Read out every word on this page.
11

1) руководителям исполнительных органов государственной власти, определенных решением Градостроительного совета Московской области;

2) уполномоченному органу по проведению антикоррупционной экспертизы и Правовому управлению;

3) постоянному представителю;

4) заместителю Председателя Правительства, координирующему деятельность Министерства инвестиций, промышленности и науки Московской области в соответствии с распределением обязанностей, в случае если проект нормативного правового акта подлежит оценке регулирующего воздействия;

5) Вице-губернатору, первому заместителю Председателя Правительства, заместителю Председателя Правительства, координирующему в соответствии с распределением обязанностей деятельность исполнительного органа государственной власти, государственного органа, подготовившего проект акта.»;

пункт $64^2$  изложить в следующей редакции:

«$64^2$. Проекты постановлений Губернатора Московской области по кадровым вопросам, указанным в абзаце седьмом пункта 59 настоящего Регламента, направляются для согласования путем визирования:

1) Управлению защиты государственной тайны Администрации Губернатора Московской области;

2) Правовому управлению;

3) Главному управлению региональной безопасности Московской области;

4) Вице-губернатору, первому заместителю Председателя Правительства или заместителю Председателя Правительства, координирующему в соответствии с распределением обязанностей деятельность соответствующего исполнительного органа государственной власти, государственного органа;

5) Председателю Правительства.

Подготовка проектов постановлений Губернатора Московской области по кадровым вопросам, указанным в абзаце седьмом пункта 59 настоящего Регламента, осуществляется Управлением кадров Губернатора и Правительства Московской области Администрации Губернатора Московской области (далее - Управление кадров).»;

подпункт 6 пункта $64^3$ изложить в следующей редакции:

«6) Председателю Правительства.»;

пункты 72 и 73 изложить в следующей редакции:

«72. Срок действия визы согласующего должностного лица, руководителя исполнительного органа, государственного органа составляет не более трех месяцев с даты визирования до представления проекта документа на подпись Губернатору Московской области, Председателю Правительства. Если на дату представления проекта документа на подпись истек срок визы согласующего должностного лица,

+===+

§ TASK REQUIREMENTS:
Restate the data above word for word, please.

§ RESPONSE:
Read out every word on this page.
11

1) руководителям исполнительных органов государственной власти, определенных решением Градостроительного совета Московской области;

2) уполномоченному органу по проведению антикоррупционной экспертизы и Правовому управлению;

3) постоянному представителю;

4) заместителю Председателя Правительства, координирующему деятельность Министерства инвестиций, промышленности и науки Московской области в соответствии с распределением обязанностей, в случае если проект нормативного правового акта подлежит оценке регулирующего воздействия;

5) Вице-губернатору, первому заместителю Председателя Правительства, заместителю Председателя Правительства, координирующему в соответствии с распределением обязанностей деятельность исполнительного органа государственной власти, государственного органа, подготовившего проект акта.»;

пункт $64^2$  изложить в следующей редакции:

«$64^2$. Проекты постановлений Губернатора Московской области по кадровым вопросам, указанным в абзаце седьмом пункта 59 настоящего Регламента, направляются для согласования путем визирования:

1) Управлению защиты государственной тайны Администрации Губернатора Московской области;

2) Правовому управлению;

3) Главному управлению региональной безопасности Московской области;

4) Вице-губернатору, первому заместителю Председателя Правительства или заместителю Председателя Правительства, координирующему в соответствии с распределением обязанностей деятельность соответствующего исполнительного органа государственной власти, государственного органа;

5) Председателю Правительства.

Подготовка проектов постановлений Губернатора Московской области по кадровым вопросам, указанным в абзаце седьмом пункта 59 настоящего Регламента, осуществляется Управлением кадров Губернатора и Правительства Московской области Администрации Губернатора Московской области (далее - Управление кадров).»;

подпункт 6 пункта $64^3$ изложить в следующей редакции:

«6) Председателю Правительства.»;

пункты 72 и 73 изложить в следующей редакции:

«72. Срок действия визы согласующего должностного лица, руководителя исполнительного органа, государственного органа составляет не более трех месяцев с даты визирования до представления проекта документа на подпись Губернатору Московской области, Председателю Правительства. Если на дату представления проекта документа на подпись истек срок визы согласующего должностного лица,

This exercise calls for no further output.